■ **SET EXERCISE**:
Locate all lines with the word "name" and copy them out.

■ **RAW RECORDS**:
+++++

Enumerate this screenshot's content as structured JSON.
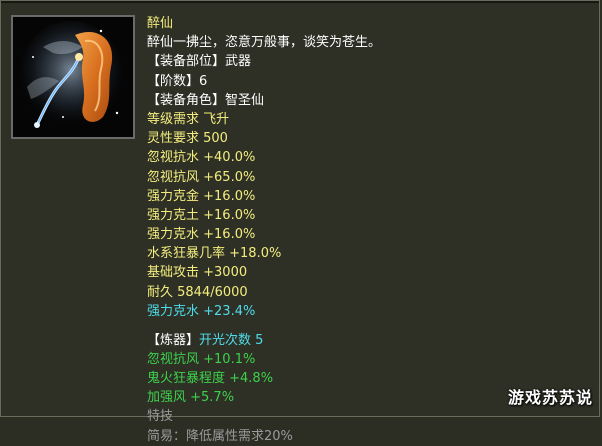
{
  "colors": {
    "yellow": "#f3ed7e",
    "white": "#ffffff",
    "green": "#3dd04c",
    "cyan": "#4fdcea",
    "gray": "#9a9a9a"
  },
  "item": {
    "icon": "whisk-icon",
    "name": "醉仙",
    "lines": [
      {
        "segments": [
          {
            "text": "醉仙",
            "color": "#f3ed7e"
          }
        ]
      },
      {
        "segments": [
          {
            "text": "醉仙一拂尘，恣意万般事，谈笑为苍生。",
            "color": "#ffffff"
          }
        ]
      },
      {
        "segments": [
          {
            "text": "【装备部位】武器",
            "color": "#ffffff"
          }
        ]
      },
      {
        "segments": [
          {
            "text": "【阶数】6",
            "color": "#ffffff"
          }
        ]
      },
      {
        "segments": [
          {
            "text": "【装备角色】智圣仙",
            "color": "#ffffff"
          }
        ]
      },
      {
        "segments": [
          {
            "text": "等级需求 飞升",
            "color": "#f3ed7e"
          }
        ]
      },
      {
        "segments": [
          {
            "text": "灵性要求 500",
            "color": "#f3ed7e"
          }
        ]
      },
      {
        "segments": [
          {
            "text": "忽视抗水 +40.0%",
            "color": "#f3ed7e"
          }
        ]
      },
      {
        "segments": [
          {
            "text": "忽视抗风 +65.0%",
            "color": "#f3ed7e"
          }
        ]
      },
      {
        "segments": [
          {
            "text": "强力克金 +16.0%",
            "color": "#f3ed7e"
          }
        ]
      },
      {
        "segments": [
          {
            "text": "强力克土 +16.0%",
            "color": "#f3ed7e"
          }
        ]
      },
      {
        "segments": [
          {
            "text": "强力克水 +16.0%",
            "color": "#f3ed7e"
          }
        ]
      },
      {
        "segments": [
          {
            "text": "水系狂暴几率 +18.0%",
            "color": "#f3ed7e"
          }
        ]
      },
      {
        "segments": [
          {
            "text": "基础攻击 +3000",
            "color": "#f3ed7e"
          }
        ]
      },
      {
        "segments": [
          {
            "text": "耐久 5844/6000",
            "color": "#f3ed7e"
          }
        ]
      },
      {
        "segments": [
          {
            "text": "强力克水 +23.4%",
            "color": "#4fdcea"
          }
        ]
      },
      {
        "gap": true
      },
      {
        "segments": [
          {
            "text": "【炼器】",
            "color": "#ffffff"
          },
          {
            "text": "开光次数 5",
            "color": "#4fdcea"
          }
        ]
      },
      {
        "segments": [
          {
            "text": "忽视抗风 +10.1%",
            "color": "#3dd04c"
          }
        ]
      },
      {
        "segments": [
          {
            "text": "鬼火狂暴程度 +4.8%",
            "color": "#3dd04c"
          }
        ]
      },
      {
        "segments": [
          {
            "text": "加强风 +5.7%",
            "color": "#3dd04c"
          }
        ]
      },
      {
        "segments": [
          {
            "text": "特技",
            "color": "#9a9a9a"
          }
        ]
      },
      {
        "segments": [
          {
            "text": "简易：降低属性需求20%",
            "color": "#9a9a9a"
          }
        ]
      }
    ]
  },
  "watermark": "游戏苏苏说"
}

+++++

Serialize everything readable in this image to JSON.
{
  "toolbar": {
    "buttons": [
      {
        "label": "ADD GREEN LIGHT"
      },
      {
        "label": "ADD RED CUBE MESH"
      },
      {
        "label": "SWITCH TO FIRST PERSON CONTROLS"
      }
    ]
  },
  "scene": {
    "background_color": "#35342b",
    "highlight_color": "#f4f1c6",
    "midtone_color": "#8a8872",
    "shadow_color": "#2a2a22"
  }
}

+++++

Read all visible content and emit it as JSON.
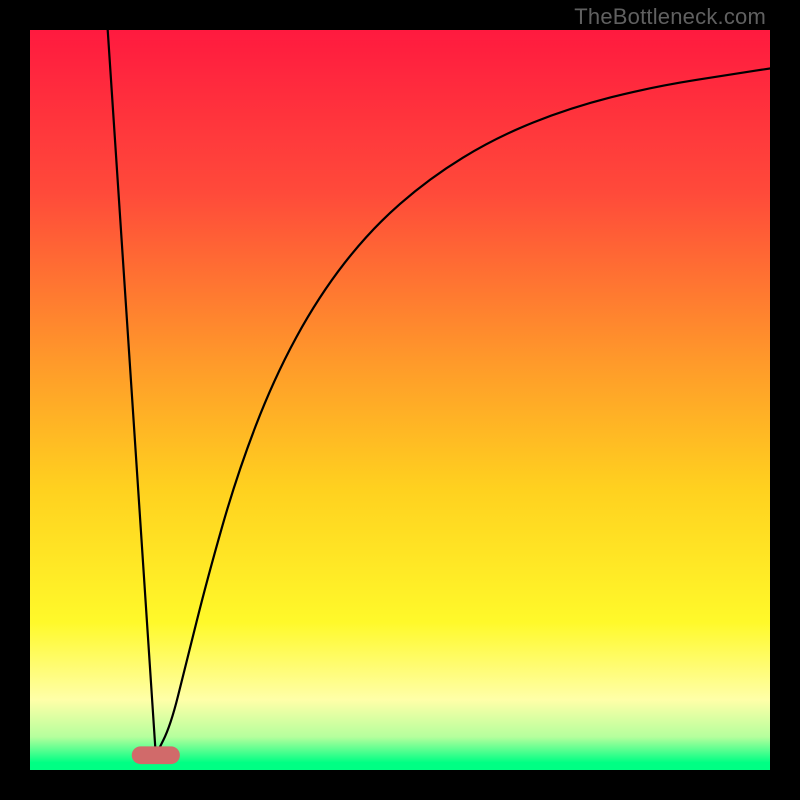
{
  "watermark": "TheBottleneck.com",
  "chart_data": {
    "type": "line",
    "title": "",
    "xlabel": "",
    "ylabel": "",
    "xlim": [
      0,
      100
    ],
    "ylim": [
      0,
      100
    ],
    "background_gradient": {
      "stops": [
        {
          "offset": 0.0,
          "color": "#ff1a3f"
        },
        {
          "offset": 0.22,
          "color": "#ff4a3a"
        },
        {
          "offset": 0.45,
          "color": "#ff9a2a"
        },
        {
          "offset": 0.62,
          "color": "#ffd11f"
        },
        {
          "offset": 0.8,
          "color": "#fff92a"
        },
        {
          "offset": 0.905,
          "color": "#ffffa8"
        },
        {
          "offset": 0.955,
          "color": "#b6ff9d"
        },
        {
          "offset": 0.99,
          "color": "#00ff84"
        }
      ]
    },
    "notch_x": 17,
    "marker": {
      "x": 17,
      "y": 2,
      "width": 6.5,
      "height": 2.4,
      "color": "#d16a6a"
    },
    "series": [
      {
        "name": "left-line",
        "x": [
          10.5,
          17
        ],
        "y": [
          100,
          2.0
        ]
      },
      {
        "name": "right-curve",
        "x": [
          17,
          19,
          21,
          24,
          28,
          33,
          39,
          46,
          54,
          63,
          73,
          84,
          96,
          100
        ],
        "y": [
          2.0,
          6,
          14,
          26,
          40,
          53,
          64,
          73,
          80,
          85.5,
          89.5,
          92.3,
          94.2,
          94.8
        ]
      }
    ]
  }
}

+++++

■ **ANSWER TO THE TASK**:
    "name": "醉仙",
        "name": "left-line",
        "name": "right-curve",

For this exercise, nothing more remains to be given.